## Source document
*****
# Pulled pork first attempt



## SmokinBuffalo42 (Aug 7, 2019)

I am new to the smoking community and am working with an electric Masterbuilt 30”.

Doing a test run this weekend for pulled pork in preparation for football season and am looking for opinions on technique.

Do you coat your butts in mustard?
Do you use apple cider vinegar in your brine?
Foil or no foil at ~160?

Also have seen varying opinions on cook temp. I’m thinking 225.

Would appreciate any feedback!


----------



## sandyut (Aug 7, 2019)

Butts are easy and forgiving
I use mustard as "rub glue" - so rub a thin layer on, then apply your favorite rub.  then set it an forget it.  never wrapped a butt.

The temp will determine your cook time.  225 could be a long one depending on the size.  270-300 will cut that down a lot.  Finish about 200-205 IT.

Jeffs site has a few variations that are a good guide.  You can also find many on here searching.
Good luck!  post up when you getter goin.


----------



## PorkBones (Aug 7, 2019)

I trim, pat dry, give a thin coat of mustard, rub, and wrap the night before. I then add more rub before putting in the smoker.

I've noticed no difference between cooking at 225-280, or even 300, aside from cook time. That said, if I have the time, I will smoke at 225-240 simply because I enjoy the process, and from what I understand, it gives the connective tissue and collagen longer to break down. Whether that's truly important or not, I can't say for sure. Someone correct me if I'm wrong about that.

I usually wrap when it hits the stall, 150-160. I will lay a bed of brown sugar, a few pats of butter, and a good portion of extra rub on the foil before placing the butt in and wrapping. It creates a delicious "sauce" that can be mixed with the pork after shredding, giving it an amazing flavor. This is particularly good when doing spare ribs, if you opt to wrap at any point. I don't use regular BBQ sauce.


----------



## Wasi (Aug 7, 2019)
*****
## Task A
In the records, rewrite the lines from the one containing "caption-line: Communications around" through the one containing "324, 371, 372]" as a numbered list, both of those lines included and blank lines left out.

Spatial layout entries:
*****
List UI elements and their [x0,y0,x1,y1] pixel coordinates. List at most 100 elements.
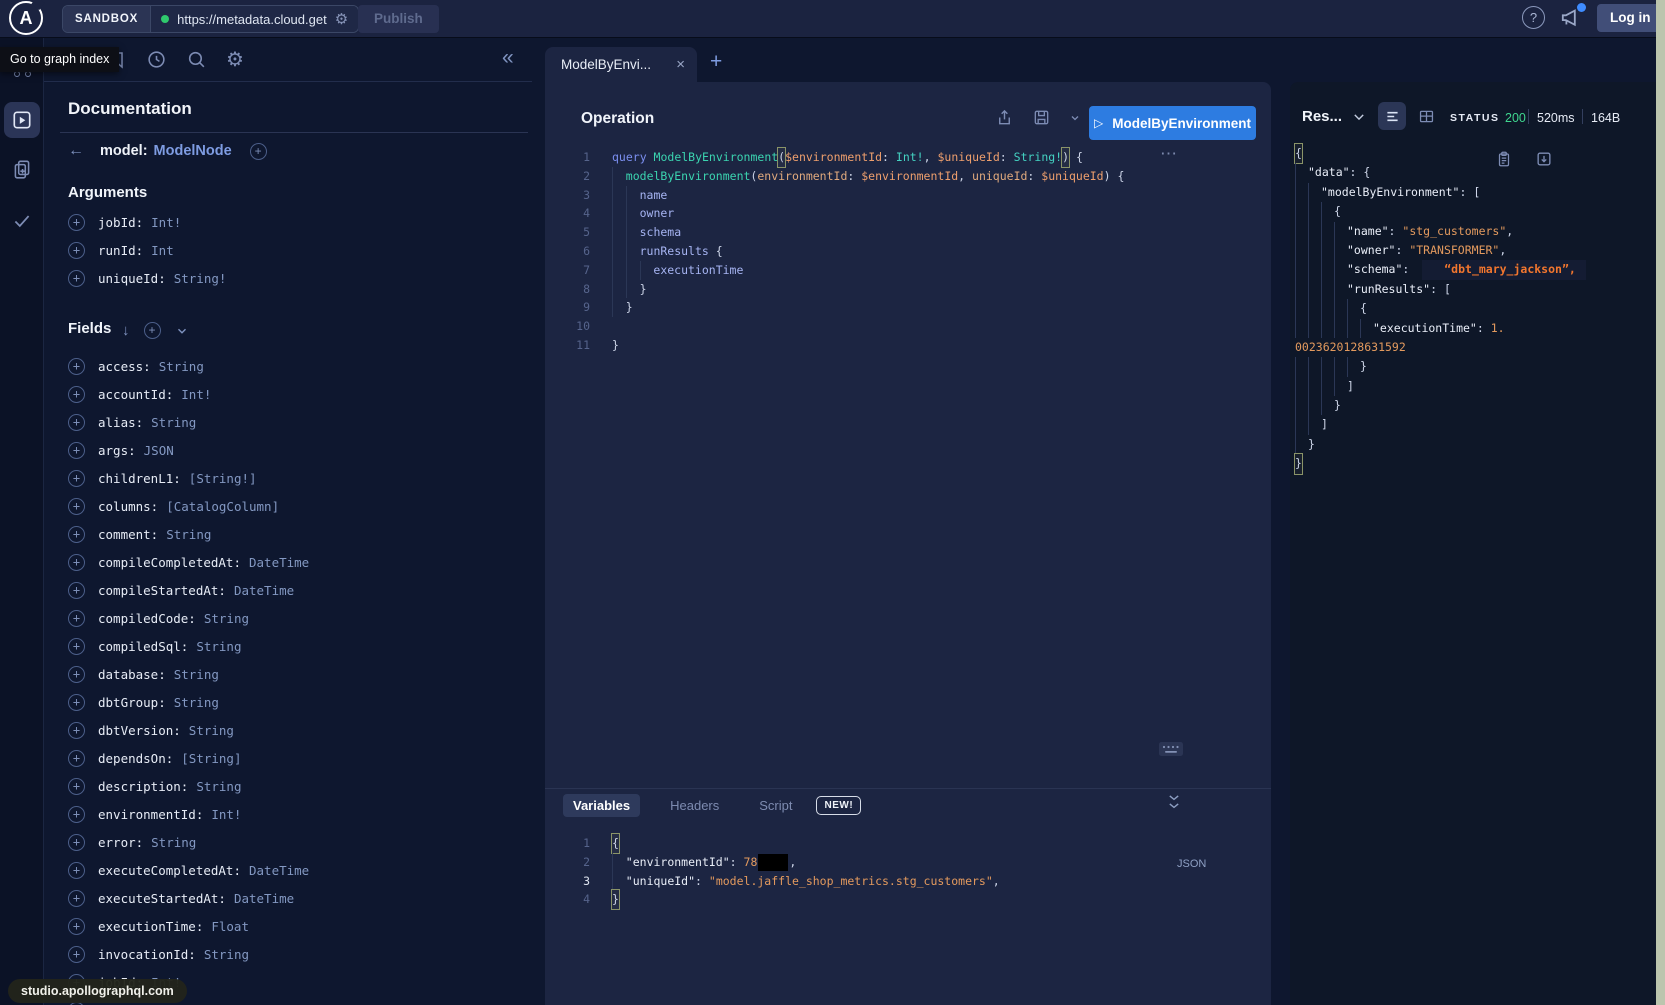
add-to-operation-icon[interactable]: + [68,750,85,767]
field-type-link[interactable]: DateTime [234,891,294,906]
field-type-link[interactable]: String [151,415,196,430]
add-to-operation-icon[interactable]: + [68,470,85,487]
code-token: : [1402,260,1416,279]
add-to-operation-icon[interactable]: + [68,806,85,823]
raw-view-button[interactable] [1378,102,1406,130]
add-to-operation-icon[interactable]: + [68,946,85,963]
add-to-operation-icon[interactable]: + [68,498,85,515]
query-editor[interactable]: 1query ModelByEnvironment($environmentId… [555,148,1255,355]
add-to-operation-icon[interactable]: + [68,414,85,431]
add-to-operation-icon[interactable]: + [68,666,85,683]
login-button[interactable]: Log in [1597,4,1664,32]
field-type-link[interactable]: String [151,835,196,850]
table-view-button[interactable] [1412,102,1440,130]
add-to-operation-icon[interactable]: + [68,358,85,375]
endpoint-settings-gear-icon[interactable]: ⚙ [335,12,348,27]
field-type-link[interactable]: [CatalogColumn] [166,499,279,514]
operation-collection-nav-item[interactable] [11,158,33,180]
back-arrow-icon[interactable]: ← [68,142,90,160]
collapse-panel-icon[interactable]: « [502,46,514,70]
variables-editor[interactable]: 1{2"environmentId": 78,3"uniqueId": "mod… [555,834,1255,909]
add-to-operation-icon[interactable]: + [68,270,85,287]
indent-guide [1295,299,1308,318]
field-type-link[interactable]: String! [174,271,227,286]
field-type-link[interactable]: String [204,947,249,962]
field-type-link[interactable]: JSON [144,443,174,458]
chevron-glyph [1352,112,1366,122]
field-row: +description:String [68,772,309,800]
add-to-operation-icon[interactable]: + [68,526,85,543]
add-to-operation-icon[interactable]: + [68,610,85,627]
tab-headers[interactable]: Headers [660,794,729,817]
field-type-link[interactable]: String [189,723,234,738]
graph-endpoint-control[interactable]: SANDBOX https://metadata.cloud.get ⚙ [62,5,359,33]
add-to-operation-icon[interactable]: + [68,694,85,711]
publish-button[interactable]: Publish [358,5,439,33]
share-operation-icon[interactable] [995,108,1014,127]
copy-response-icon[interactable] [1495,150,1513,168]
field-type-link[interactable]: String [174,695,219,710]
field-type-link[interactable]: DateTime [249,863,309,878]
tab-script[interactable]: Script [749,794,802,817]
field-type-link[interactable]: [String!] [189,471,257,486]
field-type-link[interactable]: Float [211,919,249,934]
field-type-link[interactable]: String [159,359,204,374]
response-dropdown-chevron-icon[interactable] [1352,112,1366,122]
operation-tab-title[interactable]: ModelByEnvi... [561,57,668,72]
field-type-link[interactable]: Int! [151,215,181,230]
close-tab-icon[interactable]: × [676,56,685,73]
help-icon[interactable]: ? [1522,6,1545,29]
apollo-logo-icon[interactable]: A [9,1,43,35]
field-type-link[interactable]: DateTime [234,583,294,598]
announcements-megaphone-icon[interactable] [1558,5,1584,31]
collapse-variables-icon[interactable] [1167,794,1181,810]
save-operation-icon[interactable] [1032,108,1051,127]
doc-type-link[interactable]: ModelNode [154,143,232,159]
search-icon[interactable] [186,49,207,70]
tab-variables[interactable]: Variables [563,794,640,817]
save-dropdown-chevron-icon[interactable] [1069,112,1081,124]
add-to-operation-icon[interactable]: + [68,834,85,851]
field-type-link[interactable]: String [174,667,219,682]
new-tab-icon[interactable]: + [710,50,722,74]
field-type-link[interactable]: String [204,611,249,626]
chevron-down-icon[interactable] [175,324,189,338]
checklist-nav-item[interactable] [11,210,33,232]
add-to-operation-icon[interactable]: + [68,778,85,795]
field-type-link[interactable]: Int! [211,807,241,822]
explorer-nav-item[interactable] [4,102,40,138]
add-to-operation-icon[interactable]: + [68,638,85,655]
field-type-link[interactable]: String [166,527,211,542]
history-icon[interactable] [146,49,167,70]
field-type-link[interactable]: Int! [181,387,211,402]
add-to-operation-icon[interactable]: + [68,862,85,879]
keyboard-shortcuts-icon[interactable] [1158,740,1184,758]
settings-gear-icon[interactable]: ⚙ [226,47,244,72]
add-to-operation-icon[interactable]: + [68,386,85,403]
endpoint-url-segment[interactable]: https://metadata.cloud.get ⚙ [151,6,358,32]
sort-fields-icon[interactable]: ↓ [122,322,130,339]
field-type-link[interactable]: DateTime [249,555,309,570]
field-type-link[interactable]: String [196,639,241,654]
add-to-operation-icon[interactable]: + [68,242,85,259]
add-all-fields-icon[interactable]: + [144,322,161,339]
add-to-operation-icon[interactable]: + [68,214,85,231]
response-json-viewer[interactable]: {"data": {"modelByEnvironment": [{"name"… [1295,144,1647,474]
add-model-icon[interactable]: + [250,143,267,160]
run-operation-button[interactable]: ▷ ModelByEnvironment [1089,106,1256,140]
operation-tab[interactable]: ModelByEnvi... × [545,47,697,82]
field-type-link[interactable]: String [196,779,241,794]
field-type-link[interactable]: Int [151,243,174,258]
endpoint-url[interactable]: https://metadata.cloud.get [177,12,327,27]
field-type-link[interactable]: [String] [181,751,241,766]
add-to-operation-icon[interactable]: + [68,918,85,935]
add-to-operation-icon[interactable]: + [68,582,85,599]
add-to-operation-icon[interactable]: + [68,890,85,907]
add-to-operation-icon[interactable]: + [68,442,85,459]
response-title[interactable]: Res... [1302,108,1342,125]
code-token: : [1000,148,1014,167]
add-to-operation-icon[interactable]: + [68,722,85,739]
add-to-operation-icon[interactable]: + [68,554,85,571]
documentation-divider [60,132,528,133]
download-response-icon[interactable] [1535,150,1553,168]
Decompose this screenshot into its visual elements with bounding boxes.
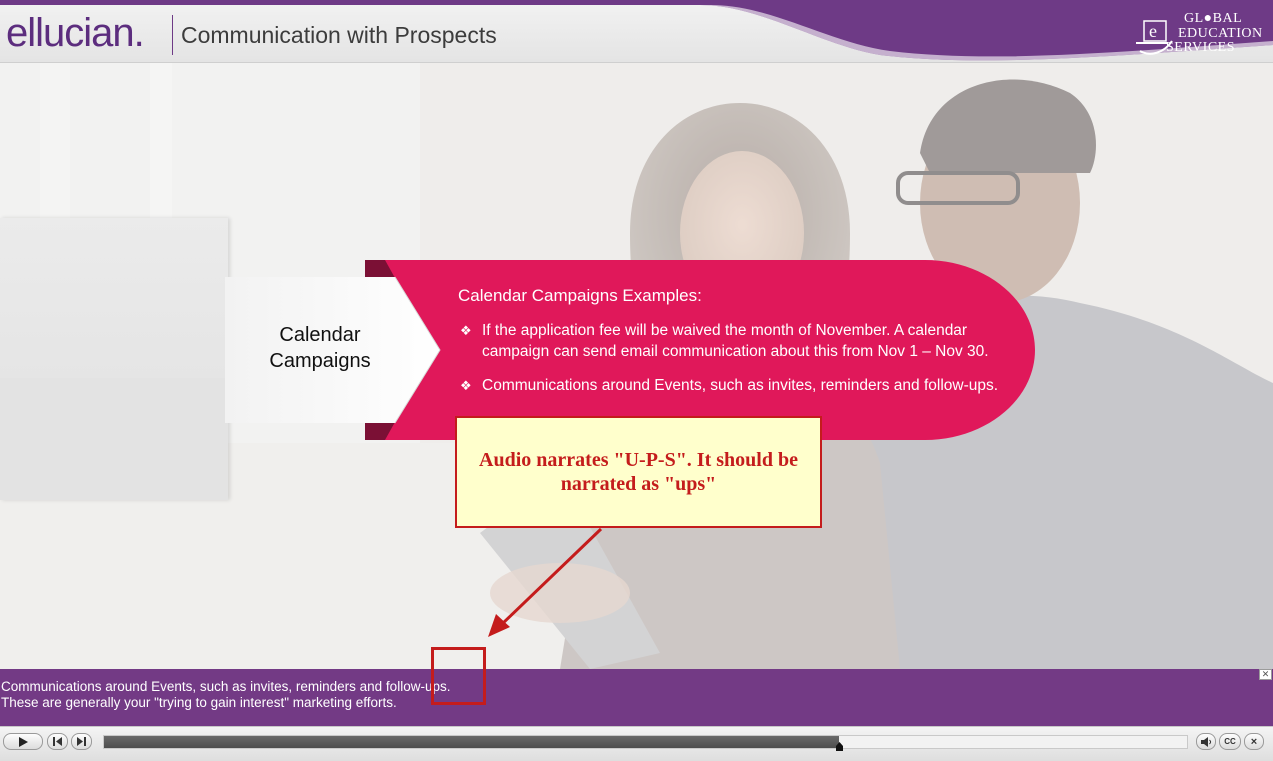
caption-line: Communications around Events, such as in…	[1, 679, 451, 694]
logo-dot: .	[133, 11, 145, 55]
ges-emblem-letter: e	[1149, 21, 1157, 41]
bullet-diamond-icon: ❖	[460, 378, 472, 393]
playback-bar: CC ×	[0, 726, 1273, 761]
logo-text: ellucian	[6, 11, 135, 55]
rewind-button[interactable]	[47, 733, 68, 750]
callout-label: Calendar Campaigns	[269, 324, 371, 372]
review-comment-note: Audio narrates "U-P-S". It should be nar…	[455, 416, 822, 528]
bullet-text: If the application fee will be waived th…	[482, 322, 989, 360]
callout-bullet: ❖ If the application fee will be waived …	[460, 320, 1020, 362]
callout-bullet: ❖ Communications around Events, such as …	[460, 375, 1020, 396]
ges-line-3: SERVICES	[1166, 40, 1236, 55]
course-header: ellucian. Communication with Prospects e…	[0, 5, 1273, 63]
play-button[interactable]	[3, 733, 43, 750]
progress-scrubber[interactable]	[103, 735, 1188, 751]
global-education-services-logo: e GL●BAL EDUCATION SERVICES	[1134, 11, 1266, 59]
bullet-diamond-icon: ❖	[460, 323, 472, 338]
bullet-text: Communications around Events, such as in…	[482, 377, 999, 394]
review-comment-text: Audio narrates "U-P-S". It should be nar…	[479, 449, 798, 495]
forward-icon	[77, 737, 86, 746]
play-icon	[19, 736, 28, 747]
course-title: Communication with Prospects	[181, 22, 497, 48]
left-side-panel-highlight	[0, 218, 228, 378]
callout-heading: Calendar Campaigns Examples:	[458, 286, 702, 305]
ges-wordmark: GL●BAL EDUCATION SERVICES	[1166, 11, 1263, 56]
rewind-icon	[53, 737, 62, 746]
progress-fill	[104, 736, 839, 748]
volume-button[interactable]	[1196, 733, 1216, 750]
progress-thumb-icon[interactable]	[836, 742, 843, 751]
exit-button[interactable]: ×	[1244, 733, 1264, 750]
review-highlight-box	[431, 647, 486, 705]
caption-line: These are generally your "trying to gain…	[1, 695, 397, 710]
speaker-icon	[1200, 736, 1211, 747]
player-window: ellucian. Communication with Prospects e…	[0, 0, 1273, 761]
closed-caption-bar: Communications around Events, such as in…	[0, 669, 1273, 726]
caption-close-button[interactable]: ✕	[1259, 669, 1272, 680]
ellucian-logo: ellucian.	[6, 11, 145, 56]
forward-button[interactable]	[71, 733, 92, 750]
ges-line-2: EDUCATION	[1178, 25, 1263, 41]
ges-line-1: GL●BAL	[1184, 11, 1243, 26]
closed-captions-button[interactable]: CC	[1219, 733, 1241, 750]
header-divider	[172, 15, 173, 55]
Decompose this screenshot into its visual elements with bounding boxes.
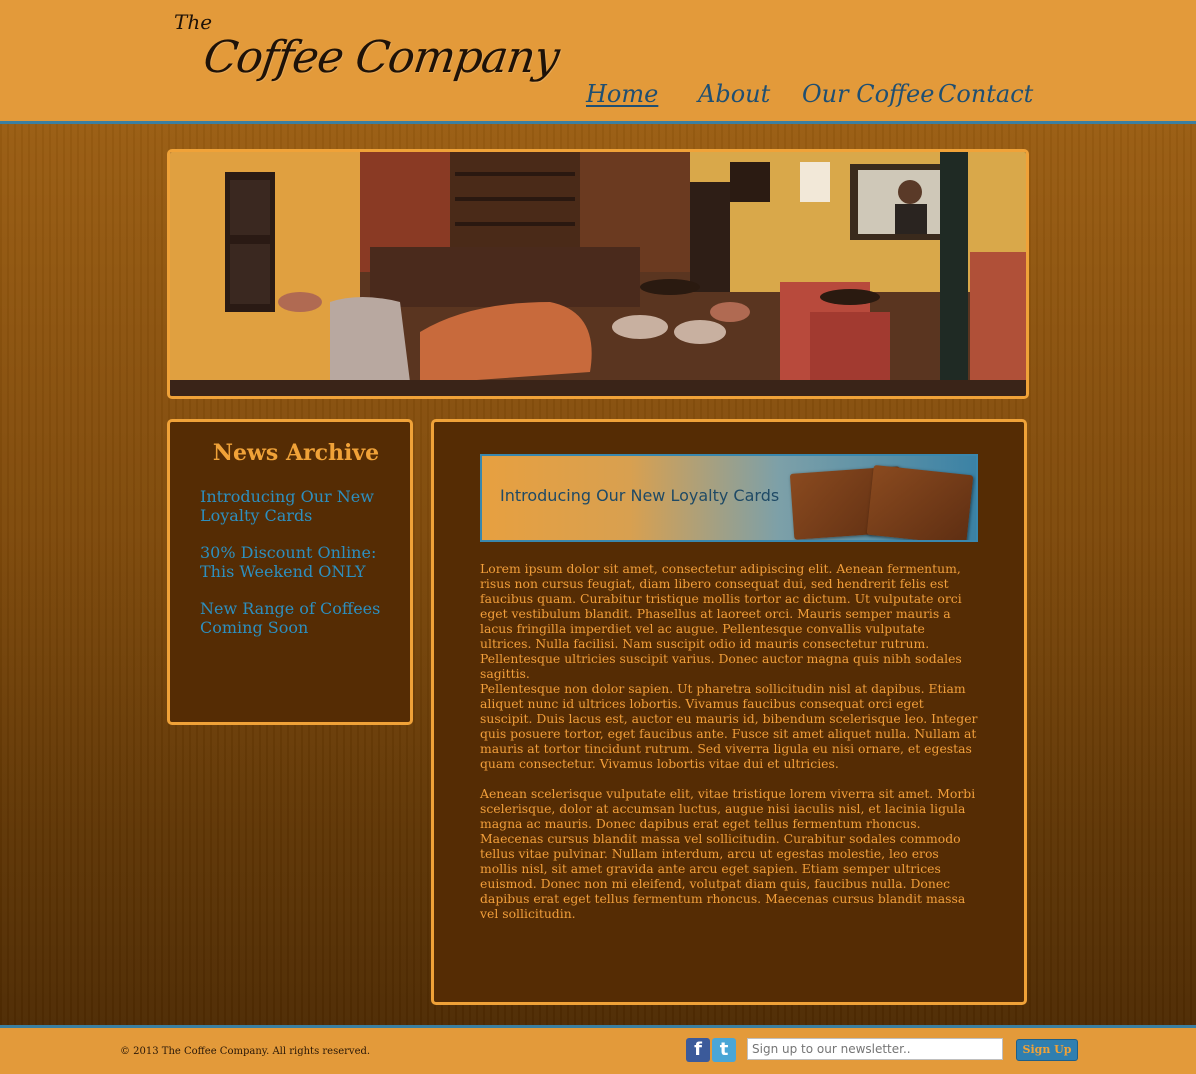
copyright-text: © 2013 The Coffee Company. All rights re…	[120, 1046, 371, 1057]
site-header: The Coffee Company Home About Our Coffee…	[0, 0, 1196, 124]
twitter-icon[interactable]: t	[712, 1038, 736, 1062]
nav-our-coffee[interactable]: Our Coffee	[802, 80, 934, 108]
site-footer: © 2013 The Coffee Company. All rights re…	[0, 1025, 1196, 1074]
logo-small-text: The	[174, 10, 213, 34]
nav-contact[interactable]: Contact	[938, 80, 1033, 108]
news-link-discount[interactable]: 30% Discount Online: This Weekend ONLY	[200, 543, 390, 581]
news-archive-title: News Archive	[212, 440, 380, 466]
main-content-panel: Introducing Our New Loyalty Cards Lorem …	[431, 419, 1027, 1005]
news-archive-panel: News Archive Introducing Our New Loyalty…	[167, 419, 413, 725]
newsletter-email-input[interactable]	[747, 1038, 1003, 1060]
logo-main-text: Coffee Company	[200, 32, 562, 83]
hero-image	[167, 149, 1029, 399]
banner-text: Introducing Our New Loyalty Cards	[500, 486, 780, 505]
content-paragraph: Lorem ipsum dolor sit amet, consectetur …	[480, 561, 962, 681]
nav-home[interactable]: Home	[586, 80, 658, 108]
loyalty-cards-banner: Introducing Our New Loyalty Cards	[480, 454, 978, 542]
sign-up-button[interactable]: Sign Up	[1016, 1039, 1078, 1061]
news-link-loyalty-cards[interactable]: Introducing Our New Loyalty Cards	[200, 487, 390, 525]
loyalty-card-back	[866, 464, 974, 540]
content-paragraph: Aenean scelerisque vulputate elit, vitae…	[480, 786, 976, 921]
news-link-new-coffees[interactable]: New Range of Coffees Coming Soon	[200, 599, 390, 637]
cafe-interior-illustration	[170, 152, 1026, 396]
nav-about[interactable]: About	[698, 80, 770, 108]
content-paragraph: Pellentesque non dolor sapien. Ut pharet…	[480, 681, 978, 771]
facebook-icon[interactable]: f	[686, 1038, 710, 1062]
site-logo[interactable]: The Coffee Company	[170, 6, 562, 114]
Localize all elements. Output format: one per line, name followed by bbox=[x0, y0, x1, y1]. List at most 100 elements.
*****
## Task B
Reproduce the part of the pulled pork thread that opens with the words "## SmokinBuffalo42 (Aug" and closes with "butts in mustard?", word for word.

## Expected answer A
1. caption-line: Communications around Events, such as in…	[1, 679, 451, 694]
2. logo-dot: .	[133, 11, 145, 55]
3. ges-emblem-letter: e	[1149, 21, 1157, 41]
4. bullet-diamond-icon: ❖	[460, 378, 472, 393]
5. playback-bar: CC ×	[0, 726, 1273, 761]
6. logo-text: ellucian	[6, 11, 135, 55]
7. rewind-button[interactable]	[47, 733, 68, 750]
8. callout-label: Calendar Campaigns	[269, 324, 371, 372]

## Expected answer B
## SmokinBuffalo42 (Aug 7, 2019)

I am new to the smoking community and am working with an electric Masterbuilt 30”.

Doing a test run this weekend for pulled pork in preparation for football season and am looking for opinions on technique.

Do you coat your butts in mustard?